# MATERIAL PROVIDED:
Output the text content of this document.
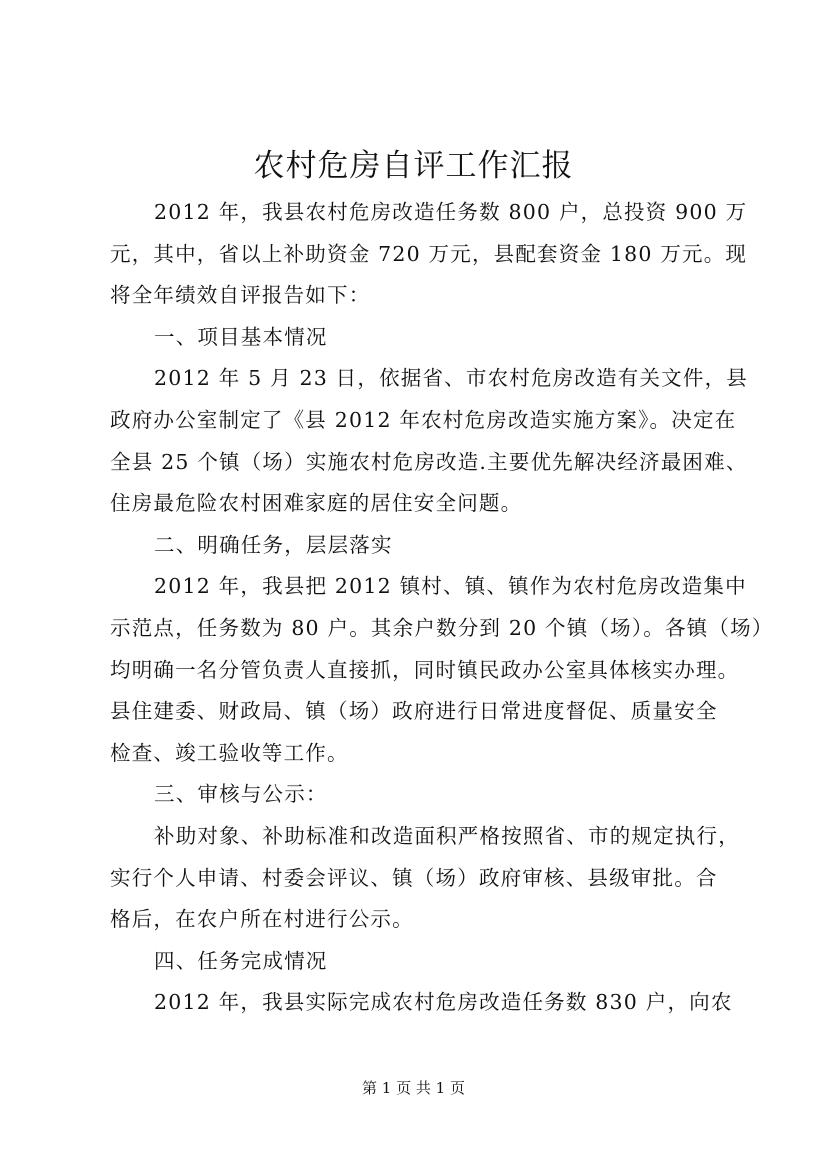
农村危房自评工作汇报
2012 年，我县农村危房改造任务数 800 户，总投资 900 万
元，其中，省以上补助资金 720 万元，县配套资金 180 万元。现
将全年绩效自评报告如下：
一、项目基本情况
2012 年 5 月 23 日，依据省、市农村危房改造有关文件，县
政府办公室制定了《县 2012 年农村危房改造实施方案》。决定在
全县 25 个镇（场）实施农村危房改造.主要优先解决经济最困难、
住房最危险农村困难家庭的居住安全问题。
二、明确任务，层层落实
2012 年，我县把 2012 镇村、镇、镇作为农村危房改造集中
示范点，任务数为 80 户。其余户数分到 20 个镇（场）。各镇（场）
均明确一名分管负责人直接抓，同时镇民政办公室具体核实办理。
县住建委、财政局、镇（场）政府进行日常进度督促、质量安全
检查、竣工验收等工作。
三、审核与公示：
补助对象、补助标准和改造面积严格按照省、市的规定执行，
实行个人申请、村委会评议、镇（场）政府审核、县级审批。合
格后，在农户所在村进行公示。
四、任务完成情况
2012 年，我县实际完成农村危房改造任务数 830 户，向农
第 1 页 共 1 页
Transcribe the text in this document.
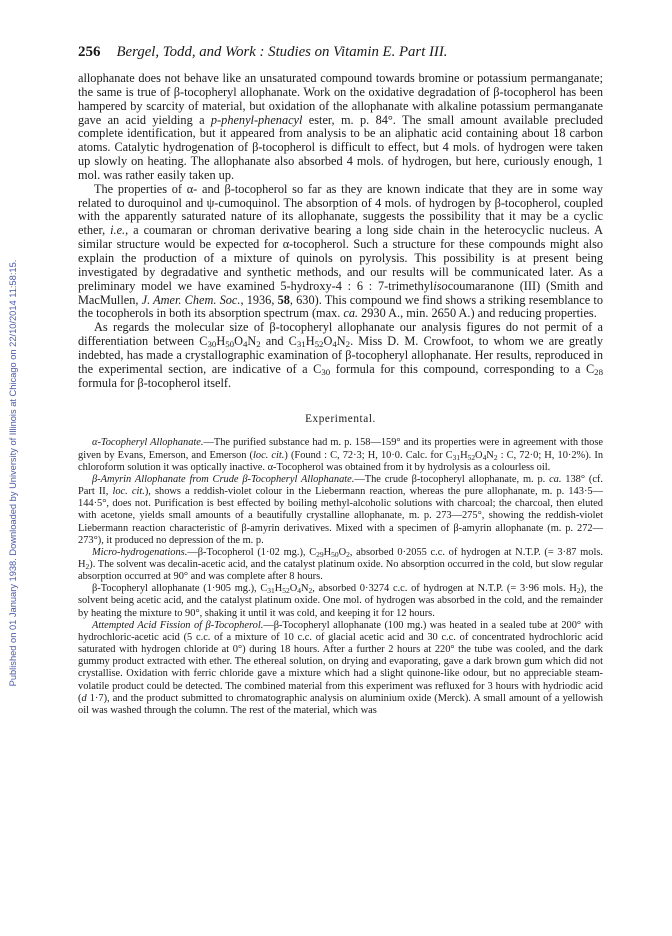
Published on 01 January 1938. Downloaded by University of Illinois at Chicago on 22/10/2014 11:58:15.
256 Bergel, Todd, and Work : Studies on Vitamin E. Part III.

allophanate does not behave like an unsaturated compound towards bromine or potassium permanganate; the same is true of β-tocopheryl allophanate. Work on the oxidative degradation of β-tocopherol has been hampered by scarcity of material, but oxidation of the allophanate with alkaline potassium permanganate gave an acid yielding a p-phenyl-phenacyl ester, m. p. 84°. The small amount available precluded complete identification, but it appeared from analysis to be an aliphatic acid containing about 18 carbon atoms. Catalytic hydrogenation of β-tocopherol is difficult to effect, but 4 mols. of hydrogen were taken up slowly on heating. The allophanate also absorbed 4 mols. of hydrogen, but here, curiously enough, 1 mol. was rather easily taken up.

The properties of α- and β-tocopherol so far as they are known indicate that they are in some way related to duroquinol and ψ-cumoquinol. The absorption of 4 mols. of hydrogen by β-tocopherol, coupled with the apparently saturated nature of its allophanate, suggests the possibility that it may be a cyclic ether, i.e., a coumaran or chroman derivative bearing a long side chain in the heterocyclic nucleus. A similar structure would be expected for α-tocopherol. Such a structure for these compounds might also explain the production of a mixture of quinols on pyrolysis. This possibility is at present being investigated by degradative and synthetic methods, and our results will be communicated later. As a preliminary model we have examined 5-hydroxy-4 : 6 : 7-trimethylisocoumaranone (III) (Smith and MacMullen, J. Amer. Chem. Soc., 1936, 58, 630). This compound we find shows a striking resemblance to the tocopherols in both its absorption spectrum (max. ca. 2930 A., min. 2650 A.) and reducing properties.

As regards the molecular size of β-tocopheryl allophanate our analysis figures do not permit of a differentiation between $C_{30}H_{50}O_4N_2$ and $C_{31}H_{52}O_4N_2$. Miss D. M. Crowfoot, to whom we are greatly indebted, has made a crystallographic examination of β-tocopheryl allophanate. Her results, reproduced in the experimental section, are indicative of a $C_{30}$ formula for this compound, corresponding to a $C_{28}$ formula for β-tocopherol itself.

Experimental.

α-Tocopheryl Allophanate.—The purified substance had m. p. 158—159° and its properties were in agreement with those given by Evans, Emerson, and Emerson (loc. cit.) (Found : C, 72·3; H, 10·0. Calc. for $C_{31}H_{52}O_4N_2$ : C, 72·0; H, 10·2%). In chloroform solution it was optically inactive. α-Tocopherol was obtained from it by hydrolysis as a colourless oil.

β-Amyrin Allophanate from Crude β-Tocopheryl Allophanate.—The crude β-tocopheryl allophanate, m. p. ca. 138° (cf. Part II, loc. cit.), shows a reddish-violet colour in the Liebermann reaction, whereas the pure allophanate, m. p. 143·5—144·5°, does not. Purification is best effected by boiling methyl-alcoholic solutions with charcoal; the charcoal, then eluted with acetone, yields small amounts of a beautifully crystalline allophanate, m. p. 273—275°, showing the reddish-violet Liebermann reaction characteristic of β-amyrin derivatives. Mixed with a specimen of β-amyrin allophanate (m. p. 272—273°), it produced no depression of the m. p.

Micro-hydrogenations.—β-Tocopherol (1·02 mg.), $C_{29}H_{50}O_2$, absorbed 0·2055 c.c. of hydrogen at N.T.P. (= 3·87 mols. $H_2$). The solvent was decalin-acetic acid, and the catalyst platinum oxide. No absorption occurred in the cold, but slow regular absorption occurred at 90° and was complete after 8 hours.

β-Tocopheryl allophanate (1·905 mg.), $C_{31}H_{52}O_4N_2$, absorbed 0·3274 c.c. of hydrogen at N.T.P. (= 3·96 mols. $H_2$), the solvent being acetic acid, and the catalyst platinum oxide. One mol. of hydrogen was absorbed in the cold, and the remainder by heating the mixture to 90°, shaking it until it was cold, and keeping it for 12 hours.

Attempted Acid Fission of β-Tocopherol.—β-Tocopheryl allophanate (100 mg.) was heated in a sealed tube at 200° with hydrochloric-acetic acid (5 c.c. of a mixture of 10 c.c. of glacial acetic acid and 30 c.c. of concentrated hydrochloric acid saturated with hydrogen chloride at 0°) during 18 hours. After a further 2 hours at 220° the tube was cooled, and the dark gummy product extracted with ether. The ethereal solution, on drying and evaporating, gave a dark brown gum which did not crystallise. Oxidation with ferric chloride gave a mixture which had a slight quinone-like odour, but no appreciable steam-volatile product could be detected. The combined material from this experiment was refluxed for 3 hours with hydriodic acid (d 1·7), and the product submitted to chromatographic analysis on aluminium oxide (Merck). A small amount of a yellowish oil was washed through the column. The rest of the material, which was
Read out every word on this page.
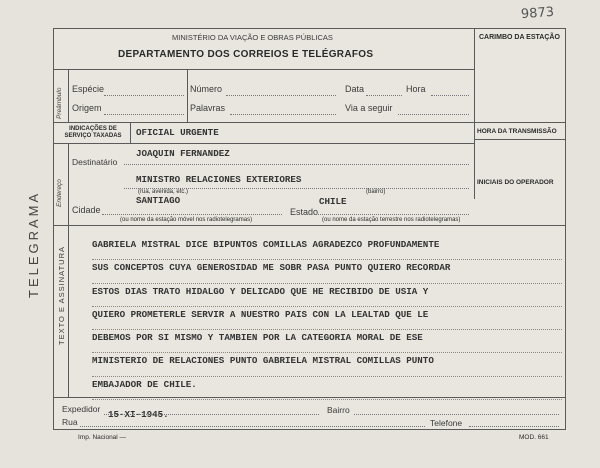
9873
TELEGRAMA
MINISTÉRIO DA VIAÇÃO E OBRAS PÚBLICAS
DEPARTAMENTO DOS CORREIOS E TELÉGRAFOS
CARIMBO DA ESTAÇÃO
Preâmbulo Espécie	Número	Data	Hora
Origem	Palavras	Via a seguir
HORA DA TRANSMISSÃO
INICIAIS DO OPERADOR
Endereço
INDICAÇÕES DE SERVIÇO TAXADAS	OFICIAL URGENTE
Destinatário
JOAQUIN FERNANDEZ
MINISTRO RELACIONES EXTERIORES
(rua, avenida, etc.)	(bairro)
Cidade
SANTIAGO
Estado
CHILE
(ou nome da estação móvel nos radiotelegramas)	(ou nome da estação terrestre nos radiotelegramas)
TEXTO E ASSINATURA
GABRIELA MISTRAL DICE BIPUNTOS COMILLAS AGRADEZCO PROFUNDAMENTE
SUS CONCEPTOS CUYA GENEROSIDAD ME SOBR PASA PUNTO QUIERO RECORDAR
ESTOS DIAS TRATO HIDALGO Y DELICADO QUE HE RECIBIDO DE USIA Y
QUIERO PROMETERLE SERVIR A NUESTRO PAIS CON LA LEALTAD QUE LE
DEBEMOS POR SI MISMO Y TAMBIEN POR LA CATEGORIA MORAL DE ESE
MINISTERIO DE RELACIONES PUNTO GABRIELA MISTRAL COMILLAS PUNTO
EMBAJADOR DE CHILE.
Expedidor 15-XI-1945.	Bairro
Rua	Telefone
Imp. Nacional —	MOD. 661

# SET EXERCISE:
Write out all the records again, exactly, minus any pictures.

# WRITTEN SOLUTION:
Output the text content of this document.
农村危房自评工作汇报
2012 年，我县农村危房改造任务数 800 户，总投资 900 万
元，其中，省以上补助资金 720 万元，县配套资金 180 万元。现
将全年绩效自评报告如下：
一、项目基本情况
2012 年 5 月 23 日，依据省、市农村危房改造有关文件，县
政府办公室制定了《县 2012 年农村危房改造实施方案》。决定在
全县 25 个镇（场）实施农村危房改造.主要优先解决经济最困难、
住房最危险农村困难家庭的居住安全问题。
二、明确任务，层层落实
2012 年，我县把 2012 镇村、镇、镇作为农村危房改造集中
示范点，任务数为 80 户。其余户数分到 20 个镇（场）。各镇（场）
均明确一名分管负责人直接抓，同时镇民政办公室具体核实办理。
县住建委、财政局、镇（场）政府进行日常进度督促、质量安全
检查、竣工验收等工作。
三、审核与公示：
补助对象、补助标准和改造面积严格按照省、市的规定执行，
实行个人申请、村委会评议、镇（场）政府审核、县级审批。合
格后，在农户所在村进行公示。
四、任务完成情况
2012 年，我县实际完成农村危房改造任务数 830 户，向农
第 1 页 共 1 页
Transcribe the text in this document.
Published on 01 January 1938. Downloaded by University of Illinois at Chicago on 22/10/2014 11:58:15.
256 Bergel, Todd, and Work : Studies on Vitamin E. Part III.

allophanate does not behave like an unsaturated compound towards bromine or potassium permanganate; the same is true of β-tocopheryl allophanate. Work on the oxidative degradation of β-tocopherol has been hampered by scarcity of material, but oxidation of the allophanate with alkaline potassium permanganate gave an acid yielding a p-phenyl-phenacyl ester, m. p. 84°. The small amount available precluded complete identification, but it appeared from analysis to be an aliphatic acid containing about 18 carbon atoms. Catalytic hydrogenation of β-tocopherol is difficult to effect, but 4 mols. of hydrogen were taken up slowly on heating. The allophanate also absorbed 4 mols. of hydrogen, but here, curiously enough, 1 mol. was rather easily taken up.

The properties of α- and β-tocopherol so far as they are known indicate that they are in some way related to duroquinol and ψ-cumoquinol. The absorption of 4 mols. of hydrogen by β-tocopherol, coupled with the apparently saturated nature of its allophanate, suggests the possibility that it may be a cyclic ether, i.e., a coumaran or chroman derivative bearing a long side chain in the heterocyclic nucleus. A similar structure would be expected for α-tocopherol. Such a structure for these compounds might also explain the production of a mixture of quinols on pyrolysis. This possibility is at present being investigated by degradative and synthetic methods, and our results will be communicated later. As a preliminary model we have examined 5-hydroxy-4 : 6 : 7-trimethylisocoumaranone (III) (Smith and MacMullen, J. Amer. Chem. Soc., 1936, 58, 630). This compound we find shows a striking resemblance to the tocopherols in both its absorption spectrum (max. ca. 2930 A., min. 2650 A.) and reducing properties.

As regards the molecular size of β-tocopheryl allophanate our analysis figures do not permit of a differentiation between $C_{30}H_{50}O_4N_2$ and $C_{31}H_{52}O_4N_2$. Miss D. M. Crowfoot, to whom we are greatly indebted, has made a crystallographic examination of β-tocopheryl allophanate. Her results, reproduced in the experimental section, are indicative of a $C_{30}$ formula for this compound, corresponding to a $C_{28}$ formula for β-tocopherol itself.

Experimental.

α-Tocopheryl Allophanate.—The purified substance had m. p. 158—159° and its properties were in agreement with those given by Evans, Emerson, and Emerson (loc. cit.) (Found : C, 72·3; H, 10·0. Calc. for $C_{31}H_{52}O_4N_2$ : C, 72·0; H, 10·2%). In chloroform solution it was optically inactive. α-Tocopherol was obtained from it by hydrolysis as a colourless oil.

β-Amyrin Allophanate from Crude β-Tocopheryl Allophanate.—The crude β-tocopheryl allophanate, m. p. ca. 138° (cf. Part II, loc. cit.), shows a reddish-violet colour in the Liebermann reaction, whereas the pure allophanate, m. p. 143·5—144·5°, does not. Purification is best effected by boiling methyl-alcoholic solutions with charcoal; the charcoal, then eluted with acetone, yields small amounts of a beautifully crystalline allophanate, m. p. 273—275°, showing the reddish-violet Liebermann reaction characteristic of β-amyrin derivatives. Mixed with a specimen of β-amyrin allophanate (m. p. 272—273°), it produced no depression of the m. p.

Micro-hydrogenations.—β-Tocopherol (1·02 mg.), $C_{29}H_{50}O_2$, absorbed 0·2055 c.c. of hydrogen at N.T.P. (= 3·87 mols. $H_2$). The solvent was decalin-acetic acid, and the catalyst platinum oxide. No absorption occurred in the cold, but slow regular absorption occurred at 90° and was complete after 8 hours.

β-Tocopheryl allophanate (1·905 mg.), $C_{31}H_{52}O_4N_2$, absorbed 0·3274 c.c. of hydrogen at N.T.P. (= 3·96 mols. $H_2$), the solvent being acetic acid, and the catalyst platinum oxide. One mol. of hydrogen was absorbed in the cold, and the remainder by heating the mixture to 90°, shaking it until it was cold, and keeping it for 12 hours.

Attempted Acid Fission of β-Tocopherol.—β-Tocopheryl allophanate (100 mg.) was heated in a sealed tube at 200° with hydrochloric-acetic acid (5 c.c. of a mixture of 10 c.c. of glacial acetic acid and 30 c.c. of concentrated hydrochloric acid saturated with hydrogen chloride at 0°) during 18 hours. After a further 2 hours at 220° the tube was cooled, and the dark gummy product extracted with ether. The ethereal solution, on drying and evaporating, gave a dark brown gum which did not crystallise. Oxidation with ferric chloride gave a mixture which had a slight quinone-like odour, but no appreciable steam-volatile product could be detected. The combined material from this experiment was refluxed for 3 hours with hydriodic acid (d 1·7), and the product submitted to chromatographic analysis on aluminium oxide (Merck). A small amount of a yellowish oil was washed through the column. The rest of the material, which was
Read out every word on this page.
9873
TELEGRAMA
MINISTÉRIO DA VIAÇÃO E OBRAS PÚBLICAS
DEPARTAMENTO DOS CORREIOS E TELÉGRAFOS
CARIMBO DA ESTAÇÃO
Preâmbulo Espécie	Número	Data	Hora
Origem	Palavras	Via a seguir
HORA DA TRANSMISSÃO
INICIAIS DO OPERADOR
Endereço
INDICAÇÕES DE SERVIÇO TAXADAS	OFICIAL URGENTE
Destinatário
JOAQUIN FERNANDEZ
MINISTRO RELACIONES EXTERIORES
(rua, avenida, etc.)	(bairro)
Cidade
SANTIAGO
Estado
CHILE
(ou nome da estação móvel nos radiotelegramas)	(ou nome da estação terrestre nos radiotelegramas)
TEXTO E ASSINATURA
GABRIELA MISTRAL DICE BIPUNTOS COMILLAS AGRADEZCO PROFUNDAMENTE
SUS CONCEPTOS CUYA GENEROSIDAD ME SOBR PASA PUNTO QUIERO RECORDAR
ESTOS DIAS TRATO HIDALGO Y DELICADO QUE HE RECIBIDO DE USIA Y
QUIERO PROMETERLE SERVIR A NUESTRO PAIS CON LA LEALTAD QUE LE
DEBEMOS POR SI MISMO Y TAMBIEN POR LA CATEGORIA MORAL DE ESE
MINISTERIO DE RELACIONES PUNTO GABRIELA MISTRAL COMILLAS PUNTO
EMBAJADOR DE CHILE.
Expedidor 15-XI-1945.	Bairro
Rua	Telefone
Imp. Nacional —	MOD. 661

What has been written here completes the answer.